§ **Description of the task**: Search the listing below for the string "Selon" and copy every line where it occurs.

§ **Data provided**:
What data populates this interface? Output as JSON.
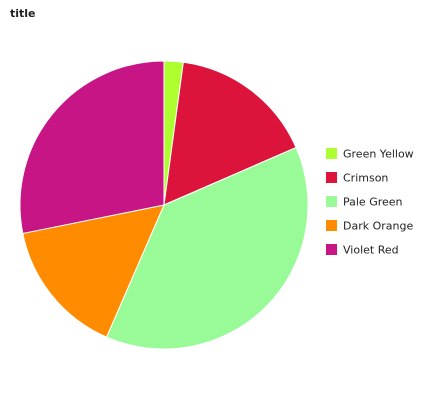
{
  "chart_data": {
    "type": "pie",
    "title": "title",
    "categories": [
      "Green Yellow",
      "Crimson",
      "Pale Green",
      "Dark Orange",
      "Violet Red"
    ],
    "values": [
      2.1,
      16.0,
      37.3,
      15.0,
      27.6
    ],
    "colors": [
      "#adff2f",
      "#dc143c",
      "#98fb98",
      "#ff8c00",
      "#c71585"
    ],
    "start_angle_deg": 90,
    "direction": "clockwise",
    "legend": {
      "placement": "right",
      "entries": [
        "Green Yellow",
        "Crimson",
        "Pale Green",
        "Dark Orange",
        "Violet Red"
      ]
    }
  }
}
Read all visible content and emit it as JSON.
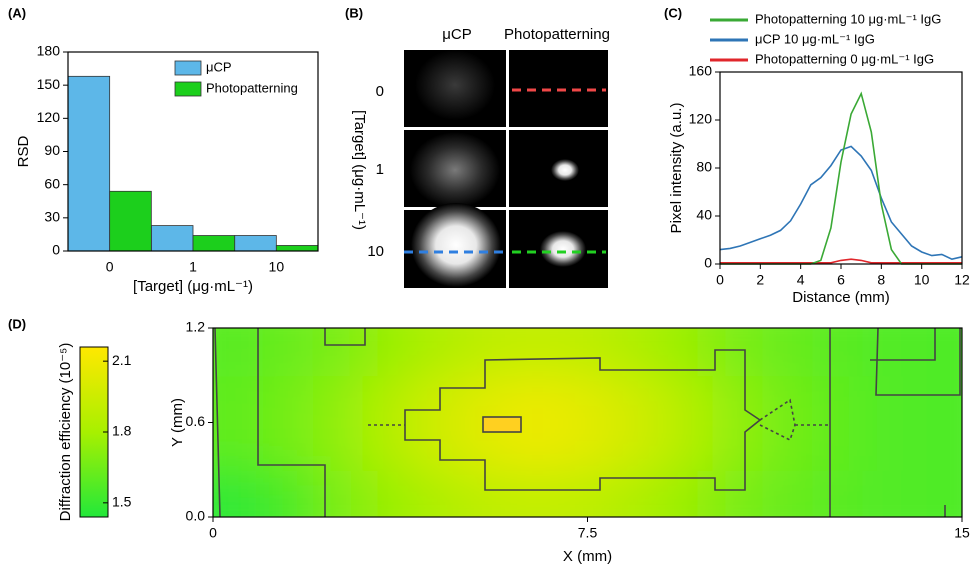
{
  "chart_data": [
    {
      "type": "bar",
      "panel": "(A)",
      "ylabel": "RSD",
      "xlabel": "[Target] (μg·mL⁻¹)",
      "categories": [
        "0",
        "1",
        "10"
      ],
      "series": [
        {
          "name": "μCP",
          "color": "#5db7e8",
          "values": [
            158,
            23,
            14
          ]
        },
        {
          "name": "Photopatterning",
          "color": "#1ccf1c",
          "values": [
            54,
            14,
            5
          ]
        }
      ],
      "ylim": [
        0,
        180
      ],
      "yticks": [
        0,
        30,
        60,
        90,
        120,
        150,
        180
      ]
    },
    {
      "type": "image",
      "panel": "(B)",
      "ylabel": "[Target] (μg·mL⁻¹)",
      "columns": [
        "μCP",
        "Photopatterning"
      ],
      "rows": [
        "0",
        "1",
        "10"
      ]
    },
    {
      "type": "line",
      "panel": "(C)",
      "xlabel": "Distance (mm)",
      "ylabel": "Pixel intensity (a.u.)",
      "x": [
        0,
        0.5,
        1,
        1.5,
        2,
        2.5,
        3,
        3.5,
        4,
        4.5,
        5,
        5.5,
        6,
        6.5,
        7,
        7.5,
        8,
        8.5,
        9,
        9.5,
        10,
        10.5,
        11,
        11.5,
        12
      ],
      "series": [
        {
          "name": "Photopatterning 10 μg·mL⁻¹ IgG",
          "color": "#3aa935",
          "values": [
            0,
            0,
            0,
            0,
            0,
            0,
            0,
            0,
            0,
            0,
            3,
            30,
            85,
            125,
            142,
            110,
            50,
            12,
            0,
            0,
            0,
            0,
            0,
            0,
            0
          ]
        },
        {
          "name": "μCP 10 μg·mL⁻¹ IgG",
          "color": "#2e75b6",
          "values": [
            12,
            13,
            15,
            18,
            21,
            24,
            28,
            36,
            50,
            66,
            72,
            82,
            95,
            98,
            90,
            78,
            55,
            35,
            25,
            15,
            10,
            7,
            8,
            4,
            6
          ]
        },
        {
          "name": "Photopatterning 0 μg·mL⁻¹ IgG",
          "color": "#e0262b",
          "values": [
            1,
            1,
            1,
            1,
            1,
            1,
            1,
            1,
            1,
            1,
            1,
            1,
            3,
            4,
            3,
            1,
            1,
            1,
            1,
            1,
            1,
            1,
            1,
            1,
            1
          ]
        }
      ],
      "xlim": [
        0,
        12
      ],
      "xticks": [
        0,
        2,
        4,
        6,
        8,
        10,
        12
      ],
      "ylim": [
        0,
        160
      ],
      "yticks": [
        0,
        40,
        80,
        120,
        160
      ]
    },
    {
      "type": "heatmap",
      "panel": "(D)",
      "xlabel": "X (mm)",
      "ylabel": "Y (mm)",
      "colorbar_label": "Diffraction efficiency (10⁻⁵)",
      "xlim": [
        0,
        15
      ],
      "xticks": [
        0,
        7.5,
        15
      ],
      "ylim": [
        0,
        1.2
      ],
      "yticks": [
        {
          "value": 0,
          "label": "0.0"
        },
        0.6,
        1.2
      ],
      "zlim": [
        1.44,
        2.16
      ],
      "zticks": [
        1.5,
        1.8,
        2.1
      ],
      "colorscale": [
        "#22e83a",
        "#a8f000",
        "#ffe800"
      ],
      "z": [
        [
          1.48,
          1.55,
          1.68,
          1.76,
          1.83,
          1.89,
          1.91,
          1.89,
          1.83,
          1.76,
          1.68,
          1.63,
          1.59,
          1.57,
          1.56
        ],
        [
          1.61,
          1.66,
          1.74,
          1.85,
          1.96,
          2.04,
          2.08,
          2.04,
          1.96,
          1.85,
          1.74,
          1.66,
          1.61,
          1.57,
          1.56
        ],
        [
          1.61,
          1.66,
          1.74,
          1.85,
          1.96,
          2.04,
          2.08,
          2.04,
          1.96,
          1.85,
          1.74,
          1.66,
          1.61,
          1.57,
          1.56
        ],
        [
          1.59,
          1.63,
          1.68,
          1.76,
          1.83,
          1.89,
          1.91,
          1.89,
          1.83,
          1.76,
          1.68,
          1.63,
          1.59,
          1.57,
          1.56
        ]
      ]
    }
  ]
}
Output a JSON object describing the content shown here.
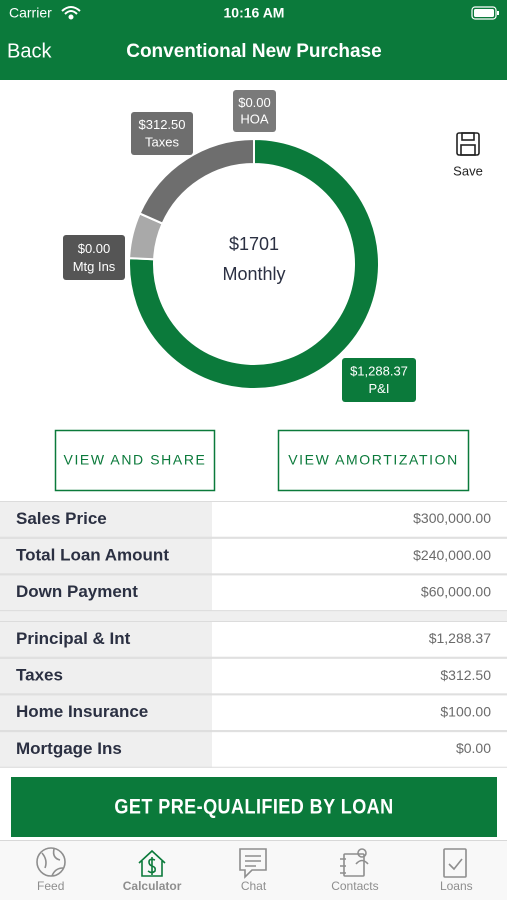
{
  "status_bar": {
    "carrier": "Carrier",
    "time": "10:16 AM"
  },
  "nav": {
    "back": "Back",
    "title": "Conventional New Purchase"
  },
  "donut": {
    "center_value": "$1701",
    "center_label": "Monthly",
    "segments": [
      {
        "label": "P&I",
        "value": 1288.37,
        "value_label": "$1,288.37",
        "color": "#0b7a3b"
      },
      {
        "value": 100,
        "color": "#a9a9a9"
      },
      {
        "label": "Mtg Ins",
        "value": 0,
        "value_label": "$0.00",
        "color": "#555555"
      },
      {
        "label": "Taxes",
        "value": 312.5,
        "value_label": "$312.50",
        "color": "#6e6e6e"
      },
      {
        "label": "HOA",
        "value": 0,
        "value_label": "$0.00",
        "color": "#7a7a7a"
      }
    ]
  },
  "save": "Save",
  "buttons": [
    "VIEW AND SHARE",
    "VIEW AMORTIZATION"
  ],
  "table": {
    "groups": [
      {
        "rows": [
          {
            "label": "Sales Price",
            "value": "$300,000.00"
          },
          {
            "label": "Total Loan Amount",
            "value": "$240,000.00"
          },
          {
            "label": "Down Payment",
            "value": "$60,000.00"
          }
        ]
      },
      {
        "rows": [
          {
            "label": "Principal & Int",
            "value": "$1,288.37"
          },
          {
            "label": "Taxes",
            "value": "$312.50"
          },
          {
            "label": "Home Insurance",
            "value": "$100.00"
          },
          {
            "label": "Mortgage Ins",
            "value": "$0.00"
          }
        ]
      }
    ]
  },
  "cta": "GET PRE-QUALIFIED BY LOAN",
  "tabs": [
    {
      "label": "Feed"
    },
    {
      "label": "Calculator",
      "active": true
    },
    {
      "label": "Chat"
    },
    {
      "label": "Contacts"
    },
    {
      "label": "Loans"
    }
  ]
}
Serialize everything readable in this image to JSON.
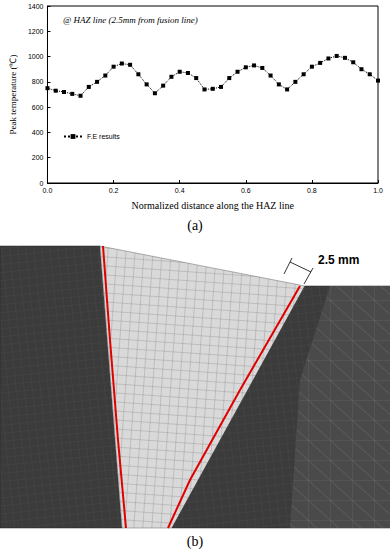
{
  "chart_data": {
    "type": "line",
    "annotation": "@ HAZ line (2.5mm from fusion line)",
    "x_label": "Normalized distance along the HAZ line",
    "y_label": "Peak temperature (℃)",
    "x": [
      0,
      0.025,
      0.05,
      0.075,
      0.1,
      0.125,
      0.15,
      0.175,
      0.2,
      0.225,
      0.25,
      0.275,
      0.3,
      0.325,
      0.35,
      0.375,
      0.4,
      0.425,
      0.45,
      0.475,
      0.5,
      0.525,
      0.55,
      0.575,
      0.6,
      0.625,
      0.65,
      0.675,
      0.7,
      0.725,
      0.75,
      0.775,
      0.8,
      0.825,
      0.85,
      0.875,
      0.9,
      0.925,
      0.95,
      0.975,
      1.0
    ],
    "series": [
      {
        "name": "F.E results",
        "color": "#000000",
        "marker": "square",
        "line_style": "dotted",
        "values": [
          750,
          730,
          720,
          705,
          690,
          760,
          800,
          850,
          920,
          945,
          935,
          860,
          780,
          710,
          770,
          840,
          880,
          870,
          830,
          740,
          745,
          760,
          830,
          880,
          915,
          930,
          910,
          850,
          780,
          740,
          800,
          860,
          920,
          950,
          985,
          1005,
          990,
          955,
          900,
          860,
          810
        ]
      }
    ],
    "xlim": [
      0,
      1
    ],
    "xticks": [
      {
        "value": 0,
        "label": "0.0"
      },
      0.2,
      0.4,
      0.6,
      0.8,
      {
        "value": 1,
        "label": "1.0"
      }
    ],
    "ylim": [
      0,
      1400
    ],
    "yticks": [
      0,
      200,
      400,
      600,
      800,
      1000,
      1200,
      1400
    ],
    "legend": "upper left",
    "grid": false
  },
  "panel_labels": [
    "(a)",
    "(b)"
  ],
  "diagram": {
    "annotation": "2.5 mm"
  }
}
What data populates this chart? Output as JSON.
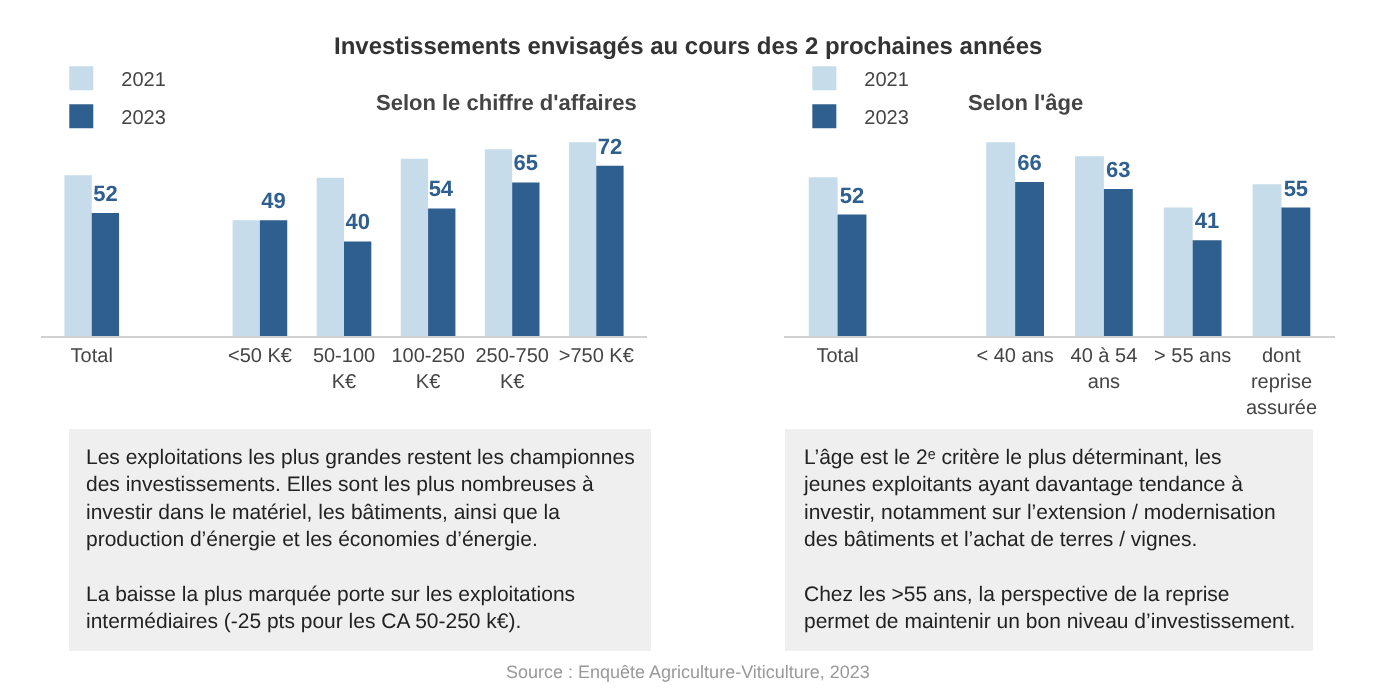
{
  "chart_data": [
    {
      "type": "bar",
      "title": "Investissements envisagés au cours des 2 prochaines années",
      "subtitle": "Selon le chiffre d'affaires",
      "categories": [
        "Total",
        null,
        "<50 K€",
        "50-100 K€",
        "100-250 K€",
        "250-750 K€",
        ">750 K€"
      ],
      "legend": "top left",
      "series": [
        {
          "name": "2021",
          "color": "#c6dcea",
          "values": [
            68,
            null,
            49,
            67,
            75,
            79,
            82
          ]
        },
        {
          "name": "2023",
          "color": "#2e5f8f",
          "values": [
            52,
            null,
            49,
            40,
            54,
            65,
            72
          ],
          "value_labels": [
            "52",
            null,
            "49",
            "40",
            "54",
            "65",
            "72"
          ]
        }
      ],
      "annotations": [
        "Les exploitations les plus grandes restent les championnes des investissements. Elles sont les plus nombreuses à investir dans le matériel, les bâtiments, ainsi que la production d’énergie et les économies d’énergie.\nLa baisse la plus marquée porte sur les exploitations intermédiaires (-25 pts pour les CA 50-250 k€)."
      ]
    },
    {
      "type": "bar",
      "subtitle": "Selon l'âge",
      "categories": [
        "Total",
        null,
        "< 40 ans",
        "40 à 54 ans",
        "> 55 ans",
        "dont reprise assurée"
      ],
      "legend": "top left",
      "series": [
        {
          "name": "2021",
          "color": "#c6dcea",
          "values": [
            68,
            null,
            83,
            77,
            55,
            65
          ]
        },
        {
          "name": "2023",
          "color": "#2e5f8f",
          "values": [
            52,
            null,
            66,
            63,
            41,
            55
          ],
          "value_labels": [
            "52",
            null,
            "66",
            "63",
            "41",
            "55"
          ]
        }
      ],
      "annotations": [
        "L’âge est le 2ᵉ critère le plus déterminant, les jeunes exploitants ayant davantage tendance à investir, notamment sur l’extension / modernisation des bâtiments et l’achat de terres / vignes.\nChez les >55 ans, la perspective de la reprise permet de maintenir un bon niveau d’investissement.",
        "Source : Enquête Agriculture-Viticulture, 2023"
      ]
    }
  ]
}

§ **Reply to the exercise**:
      "subtitle": "Selon le chiffre d'affaires",
      "subtitle": "Selon l'âge",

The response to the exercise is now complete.